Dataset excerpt
╔══

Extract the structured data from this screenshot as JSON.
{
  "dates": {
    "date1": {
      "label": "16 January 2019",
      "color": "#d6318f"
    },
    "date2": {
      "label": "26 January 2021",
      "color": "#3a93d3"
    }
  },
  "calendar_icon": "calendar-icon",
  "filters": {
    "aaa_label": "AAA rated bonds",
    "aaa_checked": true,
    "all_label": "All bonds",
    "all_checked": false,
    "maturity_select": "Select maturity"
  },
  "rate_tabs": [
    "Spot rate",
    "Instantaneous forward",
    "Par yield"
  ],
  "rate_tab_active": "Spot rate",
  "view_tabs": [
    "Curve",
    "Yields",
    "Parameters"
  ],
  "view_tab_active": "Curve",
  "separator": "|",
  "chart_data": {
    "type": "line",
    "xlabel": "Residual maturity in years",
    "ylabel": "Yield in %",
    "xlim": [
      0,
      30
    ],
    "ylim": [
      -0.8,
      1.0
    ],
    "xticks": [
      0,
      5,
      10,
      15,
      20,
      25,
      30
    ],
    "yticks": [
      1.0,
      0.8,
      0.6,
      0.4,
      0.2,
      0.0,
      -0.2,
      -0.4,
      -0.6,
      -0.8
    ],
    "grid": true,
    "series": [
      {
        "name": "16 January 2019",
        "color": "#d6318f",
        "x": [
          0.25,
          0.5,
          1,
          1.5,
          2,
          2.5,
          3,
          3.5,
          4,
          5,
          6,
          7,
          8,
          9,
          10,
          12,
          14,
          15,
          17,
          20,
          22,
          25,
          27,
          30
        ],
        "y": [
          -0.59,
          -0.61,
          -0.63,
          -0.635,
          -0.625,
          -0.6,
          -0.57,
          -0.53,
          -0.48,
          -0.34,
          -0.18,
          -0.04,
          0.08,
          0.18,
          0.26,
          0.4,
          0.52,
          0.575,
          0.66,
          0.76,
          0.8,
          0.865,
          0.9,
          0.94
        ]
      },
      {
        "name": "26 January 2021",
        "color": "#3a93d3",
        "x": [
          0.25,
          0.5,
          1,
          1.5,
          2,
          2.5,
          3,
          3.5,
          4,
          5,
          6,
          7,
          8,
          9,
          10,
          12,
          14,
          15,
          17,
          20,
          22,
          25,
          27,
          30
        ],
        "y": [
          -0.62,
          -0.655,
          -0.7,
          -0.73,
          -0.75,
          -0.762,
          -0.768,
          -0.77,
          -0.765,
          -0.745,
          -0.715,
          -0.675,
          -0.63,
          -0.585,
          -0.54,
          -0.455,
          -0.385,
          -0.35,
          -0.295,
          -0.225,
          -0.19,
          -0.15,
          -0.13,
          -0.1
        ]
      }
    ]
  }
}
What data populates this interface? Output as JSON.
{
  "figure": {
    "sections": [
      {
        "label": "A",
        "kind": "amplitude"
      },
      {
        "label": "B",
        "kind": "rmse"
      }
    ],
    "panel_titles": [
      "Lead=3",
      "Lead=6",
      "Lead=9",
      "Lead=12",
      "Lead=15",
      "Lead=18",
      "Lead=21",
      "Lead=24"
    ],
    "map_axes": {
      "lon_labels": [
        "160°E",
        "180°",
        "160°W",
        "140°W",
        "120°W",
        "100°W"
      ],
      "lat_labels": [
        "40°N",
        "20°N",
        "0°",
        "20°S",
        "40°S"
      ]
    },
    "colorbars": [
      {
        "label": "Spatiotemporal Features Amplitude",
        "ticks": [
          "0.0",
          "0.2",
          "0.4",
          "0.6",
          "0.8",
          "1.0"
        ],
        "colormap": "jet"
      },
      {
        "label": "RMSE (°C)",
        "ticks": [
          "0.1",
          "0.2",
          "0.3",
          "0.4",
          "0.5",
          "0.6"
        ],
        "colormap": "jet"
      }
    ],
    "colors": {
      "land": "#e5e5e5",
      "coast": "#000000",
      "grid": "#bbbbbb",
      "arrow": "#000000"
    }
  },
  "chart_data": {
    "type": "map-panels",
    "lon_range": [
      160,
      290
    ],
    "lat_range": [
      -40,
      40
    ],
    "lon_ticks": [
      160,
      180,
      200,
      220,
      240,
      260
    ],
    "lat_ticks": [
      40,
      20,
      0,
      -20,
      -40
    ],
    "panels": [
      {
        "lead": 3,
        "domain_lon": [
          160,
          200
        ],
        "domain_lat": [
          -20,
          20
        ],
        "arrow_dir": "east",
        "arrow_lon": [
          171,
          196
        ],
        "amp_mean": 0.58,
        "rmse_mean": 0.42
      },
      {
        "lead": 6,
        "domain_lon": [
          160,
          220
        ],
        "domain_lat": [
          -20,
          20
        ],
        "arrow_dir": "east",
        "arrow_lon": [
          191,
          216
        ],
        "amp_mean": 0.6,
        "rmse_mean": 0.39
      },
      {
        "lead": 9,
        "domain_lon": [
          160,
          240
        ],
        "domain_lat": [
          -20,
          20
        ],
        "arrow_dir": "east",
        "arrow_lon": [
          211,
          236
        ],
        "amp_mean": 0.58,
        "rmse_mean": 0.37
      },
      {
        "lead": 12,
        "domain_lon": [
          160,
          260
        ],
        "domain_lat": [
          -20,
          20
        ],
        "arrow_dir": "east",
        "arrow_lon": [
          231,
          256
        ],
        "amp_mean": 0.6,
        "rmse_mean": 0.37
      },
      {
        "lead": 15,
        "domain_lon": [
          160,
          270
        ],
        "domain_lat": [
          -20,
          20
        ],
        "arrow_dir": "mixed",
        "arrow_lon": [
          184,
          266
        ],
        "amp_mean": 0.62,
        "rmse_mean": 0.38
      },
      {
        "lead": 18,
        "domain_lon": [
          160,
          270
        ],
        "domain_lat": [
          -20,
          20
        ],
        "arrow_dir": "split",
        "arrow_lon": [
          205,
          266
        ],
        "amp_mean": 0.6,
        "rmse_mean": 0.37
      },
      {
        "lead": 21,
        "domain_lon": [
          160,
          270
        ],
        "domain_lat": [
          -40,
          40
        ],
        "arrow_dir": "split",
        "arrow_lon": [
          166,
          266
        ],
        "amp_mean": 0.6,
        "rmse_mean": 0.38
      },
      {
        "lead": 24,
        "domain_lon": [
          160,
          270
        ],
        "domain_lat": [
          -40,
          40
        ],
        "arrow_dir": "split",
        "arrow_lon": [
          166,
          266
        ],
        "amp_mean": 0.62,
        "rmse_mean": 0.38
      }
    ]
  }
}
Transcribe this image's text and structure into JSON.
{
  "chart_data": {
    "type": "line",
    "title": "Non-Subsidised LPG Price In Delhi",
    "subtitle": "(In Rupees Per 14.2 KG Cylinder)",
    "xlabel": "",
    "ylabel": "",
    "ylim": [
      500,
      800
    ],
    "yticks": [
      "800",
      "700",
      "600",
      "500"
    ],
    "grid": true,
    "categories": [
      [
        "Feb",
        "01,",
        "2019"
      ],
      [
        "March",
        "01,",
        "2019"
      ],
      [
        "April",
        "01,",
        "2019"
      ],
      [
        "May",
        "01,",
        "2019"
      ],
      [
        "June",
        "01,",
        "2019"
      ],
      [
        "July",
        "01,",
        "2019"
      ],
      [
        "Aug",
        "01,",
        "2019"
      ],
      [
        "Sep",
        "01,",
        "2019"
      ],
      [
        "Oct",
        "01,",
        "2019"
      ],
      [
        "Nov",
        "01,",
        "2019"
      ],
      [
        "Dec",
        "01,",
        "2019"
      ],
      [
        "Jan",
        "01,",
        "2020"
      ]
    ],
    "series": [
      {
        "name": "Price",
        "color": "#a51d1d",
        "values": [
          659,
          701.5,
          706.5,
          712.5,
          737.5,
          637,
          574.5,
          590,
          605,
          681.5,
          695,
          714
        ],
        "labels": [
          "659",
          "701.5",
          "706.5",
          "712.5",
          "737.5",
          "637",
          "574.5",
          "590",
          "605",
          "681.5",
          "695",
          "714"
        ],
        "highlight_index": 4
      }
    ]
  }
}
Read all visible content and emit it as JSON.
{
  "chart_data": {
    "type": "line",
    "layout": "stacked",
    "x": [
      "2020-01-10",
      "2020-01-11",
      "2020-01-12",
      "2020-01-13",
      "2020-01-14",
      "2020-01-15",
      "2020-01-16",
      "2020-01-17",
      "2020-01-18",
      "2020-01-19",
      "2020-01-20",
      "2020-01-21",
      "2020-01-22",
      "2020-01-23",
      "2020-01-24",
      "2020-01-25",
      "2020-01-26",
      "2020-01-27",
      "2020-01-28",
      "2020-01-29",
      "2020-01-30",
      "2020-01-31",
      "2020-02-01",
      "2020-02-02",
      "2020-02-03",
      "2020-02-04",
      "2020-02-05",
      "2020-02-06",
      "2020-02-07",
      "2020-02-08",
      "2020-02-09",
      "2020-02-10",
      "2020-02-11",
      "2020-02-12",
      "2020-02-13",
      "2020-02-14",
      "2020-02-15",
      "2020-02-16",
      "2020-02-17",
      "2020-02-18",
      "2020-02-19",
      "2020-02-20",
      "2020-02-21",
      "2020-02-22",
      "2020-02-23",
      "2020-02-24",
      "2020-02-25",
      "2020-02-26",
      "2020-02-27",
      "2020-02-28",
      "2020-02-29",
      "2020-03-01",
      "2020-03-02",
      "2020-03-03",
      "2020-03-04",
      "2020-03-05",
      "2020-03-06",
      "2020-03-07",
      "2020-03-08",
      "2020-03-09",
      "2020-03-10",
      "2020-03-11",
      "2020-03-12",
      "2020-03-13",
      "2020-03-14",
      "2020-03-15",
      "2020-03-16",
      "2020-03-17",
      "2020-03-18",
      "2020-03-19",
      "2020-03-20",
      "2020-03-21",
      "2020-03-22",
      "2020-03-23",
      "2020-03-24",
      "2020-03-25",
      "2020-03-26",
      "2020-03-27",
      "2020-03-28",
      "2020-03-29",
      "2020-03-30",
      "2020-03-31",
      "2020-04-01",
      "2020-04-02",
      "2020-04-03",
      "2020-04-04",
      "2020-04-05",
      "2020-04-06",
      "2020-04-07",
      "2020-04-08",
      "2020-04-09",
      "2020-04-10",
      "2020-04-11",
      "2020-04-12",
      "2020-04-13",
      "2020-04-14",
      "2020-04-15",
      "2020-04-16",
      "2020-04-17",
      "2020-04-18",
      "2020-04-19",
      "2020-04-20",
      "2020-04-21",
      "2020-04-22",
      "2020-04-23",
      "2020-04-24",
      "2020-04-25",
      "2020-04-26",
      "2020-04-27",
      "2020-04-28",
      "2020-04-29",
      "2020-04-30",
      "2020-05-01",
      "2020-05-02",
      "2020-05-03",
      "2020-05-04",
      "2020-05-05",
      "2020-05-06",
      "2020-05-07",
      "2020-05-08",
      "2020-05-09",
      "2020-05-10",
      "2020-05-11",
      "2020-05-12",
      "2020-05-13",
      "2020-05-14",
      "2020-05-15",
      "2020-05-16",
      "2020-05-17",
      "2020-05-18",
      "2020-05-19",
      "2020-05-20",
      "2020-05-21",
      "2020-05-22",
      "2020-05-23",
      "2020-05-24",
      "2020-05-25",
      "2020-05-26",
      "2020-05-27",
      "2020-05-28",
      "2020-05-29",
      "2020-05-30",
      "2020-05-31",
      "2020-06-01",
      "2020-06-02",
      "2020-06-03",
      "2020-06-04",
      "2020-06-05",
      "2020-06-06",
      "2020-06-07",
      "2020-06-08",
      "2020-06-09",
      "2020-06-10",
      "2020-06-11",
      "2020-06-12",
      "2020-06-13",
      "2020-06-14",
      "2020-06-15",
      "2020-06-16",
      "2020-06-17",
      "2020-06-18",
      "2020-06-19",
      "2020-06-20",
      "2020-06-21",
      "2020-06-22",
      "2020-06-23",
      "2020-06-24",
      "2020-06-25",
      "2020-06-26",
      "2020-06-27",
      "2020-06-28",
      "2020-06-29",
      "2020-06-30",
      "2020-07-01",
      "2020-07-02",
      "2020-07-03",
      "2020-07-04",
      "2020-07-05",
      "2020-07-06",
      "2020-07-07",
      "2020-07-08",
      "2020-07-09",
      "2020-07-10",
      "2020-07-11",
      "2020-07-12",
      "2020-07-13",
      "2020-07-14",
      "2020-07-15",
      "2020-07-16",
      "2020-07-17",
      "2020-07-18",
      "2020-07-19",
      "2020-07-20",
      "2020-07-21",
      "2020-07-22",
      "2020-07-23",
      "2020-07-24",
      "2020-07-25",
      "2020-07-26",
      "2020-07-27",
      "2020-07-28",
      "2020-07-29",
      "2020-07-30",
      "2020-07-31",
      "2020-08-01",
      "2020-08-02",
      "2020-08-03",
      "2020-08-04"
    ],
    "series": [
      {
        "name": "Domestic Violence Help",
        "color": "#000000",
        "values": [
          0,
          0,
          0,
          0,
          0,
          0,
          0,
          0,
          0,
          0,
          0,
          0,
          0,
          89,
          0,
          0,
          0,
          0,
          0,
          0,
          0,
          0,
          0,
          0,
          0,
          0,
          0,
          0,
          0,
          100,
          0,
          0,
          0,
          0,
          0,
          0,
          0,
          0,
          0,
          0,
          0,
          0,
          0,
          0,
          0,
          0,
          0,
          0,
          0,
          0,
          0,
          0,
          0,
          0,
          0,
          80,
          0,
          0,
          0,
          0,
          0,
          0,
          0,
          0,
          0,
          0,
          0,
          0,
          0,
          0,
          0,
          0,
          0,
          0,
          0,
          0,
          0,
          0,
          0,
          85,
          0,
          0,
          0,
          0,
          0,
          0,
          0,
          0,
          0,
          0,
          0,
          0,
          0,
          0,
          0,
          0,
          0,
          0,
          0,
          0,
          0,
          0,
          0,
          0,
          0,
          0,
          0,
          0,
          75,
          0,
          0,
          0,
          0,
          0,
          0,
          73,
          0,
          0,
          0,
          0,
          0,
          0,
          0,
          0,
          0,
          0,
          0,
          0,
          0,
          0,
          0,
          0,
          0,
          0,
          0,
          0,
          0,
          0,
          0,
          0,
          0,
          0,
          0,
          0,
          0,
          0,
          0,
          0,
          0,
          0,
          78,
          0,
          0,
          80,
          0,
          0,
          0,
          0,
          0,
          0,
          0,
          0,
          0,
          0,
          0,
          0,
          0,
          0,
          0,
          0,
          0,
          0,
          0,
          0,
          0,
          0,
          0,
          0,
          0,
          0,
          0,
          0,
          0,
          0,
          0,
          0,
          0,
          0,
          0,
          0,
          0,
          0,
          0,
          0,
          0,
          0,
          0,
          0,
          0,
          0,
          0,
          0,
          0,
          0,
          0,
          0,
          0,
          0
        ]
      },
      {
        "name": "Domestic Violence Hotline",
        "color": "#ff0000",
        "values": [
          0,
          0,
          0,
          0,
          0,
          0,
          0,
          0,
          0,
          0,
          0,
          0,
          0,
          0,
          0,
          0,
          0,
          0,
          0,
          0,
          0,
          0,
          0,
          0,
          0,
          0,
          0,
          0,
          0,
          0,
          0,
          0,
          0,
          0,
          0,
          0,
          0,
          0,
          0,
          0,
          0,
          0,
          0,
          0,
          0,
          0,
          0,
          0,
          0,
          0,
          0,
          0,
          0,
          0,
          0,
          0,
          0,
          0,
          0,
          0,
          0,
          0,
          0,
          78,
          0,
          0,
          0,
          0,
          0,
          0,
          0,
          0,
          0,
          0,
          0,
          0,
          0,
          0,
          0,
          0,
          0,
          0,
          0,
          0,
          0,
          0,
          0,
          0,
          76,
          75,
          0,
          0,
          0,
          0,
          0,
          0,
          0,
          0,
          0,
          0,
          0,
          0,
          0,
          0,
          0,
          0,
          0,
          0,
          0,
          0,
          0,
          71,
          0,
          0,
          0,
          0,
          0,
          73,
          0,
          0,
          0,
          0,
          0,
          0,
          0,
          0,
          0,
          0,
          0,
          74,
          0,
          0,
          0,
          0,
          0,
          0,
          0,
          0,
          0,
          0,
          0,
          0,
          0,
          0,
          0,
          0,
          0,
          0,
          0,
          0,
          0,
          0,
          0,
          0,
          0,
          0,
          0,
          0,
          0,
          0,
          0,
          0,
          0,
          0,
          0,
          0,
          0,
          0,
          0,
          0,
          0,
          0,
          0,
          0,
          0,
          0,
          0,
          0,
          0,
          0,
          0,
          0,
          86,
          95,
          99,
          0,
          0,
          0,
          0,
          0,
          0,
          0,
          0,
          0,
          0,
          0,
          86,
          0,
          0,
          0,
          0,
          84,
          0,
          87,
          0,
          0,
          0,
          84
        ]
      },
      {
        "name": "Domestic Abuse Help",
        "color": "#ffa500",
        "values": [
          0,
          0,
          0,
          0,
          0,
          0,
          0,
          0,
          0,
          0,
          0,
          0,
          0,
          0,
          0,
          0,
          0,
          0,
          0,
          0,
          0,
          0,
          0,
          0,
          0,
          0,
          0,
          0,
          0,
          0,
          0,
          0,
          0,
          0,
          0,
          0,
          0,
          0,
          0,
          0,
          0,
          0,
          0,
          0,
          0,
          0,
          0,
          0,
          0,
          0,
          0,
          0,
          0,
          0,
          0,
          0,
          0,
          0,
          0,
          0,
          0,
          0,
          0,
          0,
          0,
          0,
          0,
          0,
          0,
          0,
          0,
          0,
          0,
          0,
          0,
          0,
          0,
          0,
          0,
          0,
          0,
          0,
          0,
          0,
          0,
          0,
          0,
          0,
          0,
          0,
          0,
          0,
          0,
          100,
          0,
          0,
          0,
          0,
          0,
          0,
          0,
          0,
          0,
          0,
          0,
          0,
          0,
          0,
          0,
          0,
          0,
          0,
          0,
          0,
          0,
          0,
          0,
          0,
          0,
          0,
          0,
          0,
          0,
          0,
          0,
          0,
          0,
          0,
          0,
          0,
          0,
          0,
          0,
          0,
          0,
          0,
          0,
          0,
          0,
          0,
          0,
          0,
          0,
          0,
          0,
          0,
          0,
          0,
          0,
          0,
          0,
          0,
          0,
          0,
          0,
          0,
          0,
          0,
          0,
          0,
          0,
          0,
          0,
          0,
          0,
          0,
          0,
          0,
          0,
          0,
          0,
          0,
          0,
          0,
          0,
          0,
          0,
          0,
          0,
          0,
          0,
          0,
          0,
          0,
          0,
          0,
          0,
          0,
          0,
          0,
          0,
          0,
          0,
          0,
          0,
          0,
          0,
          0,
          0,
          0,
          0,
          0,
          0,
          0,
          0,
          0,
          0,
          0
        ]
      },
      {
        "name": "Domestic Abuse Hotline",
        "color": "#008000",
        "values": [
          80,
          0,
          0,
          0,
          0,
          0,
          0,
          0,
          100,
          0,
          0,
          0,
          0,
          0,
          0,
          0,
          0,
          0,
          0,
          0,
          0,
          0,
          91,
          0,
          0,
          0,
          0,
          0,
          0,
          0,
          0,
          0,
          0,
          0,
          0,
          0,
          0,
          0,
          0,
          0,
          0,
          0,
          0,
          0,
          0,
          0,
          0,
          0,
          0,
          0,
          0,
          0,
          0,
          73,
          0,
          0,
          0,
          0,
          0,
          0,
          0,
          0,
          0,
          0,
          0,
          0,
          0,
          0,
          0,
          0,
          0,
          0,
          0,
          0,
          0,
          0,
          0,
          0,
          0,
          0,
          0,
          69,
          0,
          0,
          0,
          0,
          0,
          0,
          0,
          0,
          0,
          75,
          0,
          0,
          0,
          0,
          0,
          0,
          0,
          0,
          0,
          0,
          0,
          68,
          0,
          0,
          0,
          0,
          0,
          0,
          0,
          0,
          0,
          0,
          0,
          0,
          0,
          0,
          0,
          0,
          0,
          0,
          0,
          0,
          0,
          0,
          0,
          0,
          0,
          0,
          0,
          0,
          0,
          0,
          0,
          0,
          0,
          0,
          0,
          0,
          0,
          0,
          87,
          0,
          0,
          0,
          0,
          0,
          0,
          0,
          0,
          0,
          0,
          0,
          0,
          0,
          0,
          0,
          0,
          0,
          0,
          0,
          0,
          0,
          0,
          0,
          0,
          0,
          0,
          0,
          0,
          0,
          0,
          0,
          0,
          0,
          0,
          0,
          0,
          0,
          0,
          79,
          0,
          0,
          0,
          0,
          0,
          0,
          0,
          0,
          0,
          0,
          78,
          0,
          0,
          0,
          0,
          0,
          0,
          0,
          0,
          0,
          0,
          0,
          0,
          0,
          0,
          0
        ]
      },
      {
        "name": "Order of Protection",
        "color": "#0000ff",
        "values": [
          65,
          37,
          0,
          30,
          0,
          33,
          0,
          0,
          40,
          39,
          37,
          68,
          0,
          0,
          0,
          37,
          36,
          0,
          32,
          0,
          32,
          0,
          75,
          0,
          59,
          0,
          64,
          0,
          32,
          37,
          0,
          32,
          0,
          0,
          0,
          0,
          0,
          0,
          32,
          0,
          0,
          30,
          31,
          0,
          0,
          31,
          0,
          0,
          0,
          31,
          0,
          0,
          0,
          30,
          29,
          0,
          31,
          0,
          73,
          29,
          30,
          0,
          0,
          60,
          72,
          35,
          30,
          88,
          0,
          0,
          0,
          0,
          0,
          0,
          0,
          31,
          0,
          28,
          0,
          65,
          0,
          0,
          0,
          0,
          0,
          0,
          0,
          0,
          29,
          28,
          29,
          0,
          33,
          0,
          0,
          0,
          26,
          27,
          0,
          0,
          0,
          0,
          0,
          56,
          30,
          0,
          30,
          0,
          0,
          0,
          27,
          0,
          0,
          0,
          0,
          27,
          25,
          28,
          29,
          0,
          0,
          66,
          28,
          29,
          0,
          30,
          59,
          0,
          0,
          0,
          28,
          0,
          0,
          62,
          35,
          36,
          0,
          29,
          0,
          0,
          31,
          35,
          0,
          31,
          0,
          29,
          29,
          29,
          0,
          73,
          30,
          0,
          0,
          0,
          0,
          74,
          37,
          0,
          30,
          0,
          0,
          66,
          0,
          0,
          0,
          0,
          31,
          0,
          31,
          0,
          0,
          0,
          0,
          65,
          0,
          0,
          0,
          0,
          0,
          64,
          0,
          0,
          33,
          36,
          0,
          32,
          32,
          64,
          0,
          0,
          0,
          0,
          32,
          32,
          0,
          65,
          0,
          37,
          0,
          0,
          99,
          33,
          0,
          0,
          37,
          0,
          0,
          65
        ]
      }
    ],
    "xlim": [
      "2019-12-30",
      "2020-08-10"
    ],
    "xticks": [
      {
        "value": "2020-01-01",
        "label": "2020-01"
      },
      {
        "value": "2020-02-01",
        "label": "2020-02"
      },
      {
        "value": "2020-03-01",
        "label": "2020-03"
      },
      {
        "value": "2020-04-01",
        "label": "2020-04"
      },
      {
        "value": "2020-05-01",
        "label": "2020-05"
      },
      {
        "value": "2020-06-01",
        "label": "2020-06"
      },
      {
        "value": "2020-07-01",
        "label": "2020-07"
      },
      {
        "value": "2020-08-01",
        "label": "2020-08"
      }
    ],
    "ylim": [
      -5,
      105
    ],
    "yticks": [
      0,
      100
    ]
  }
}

╚══

● **THE TASK**: State how many lines hold the word "January". The number is the whole answer.

● **COMPLETE OUTPUT**: 4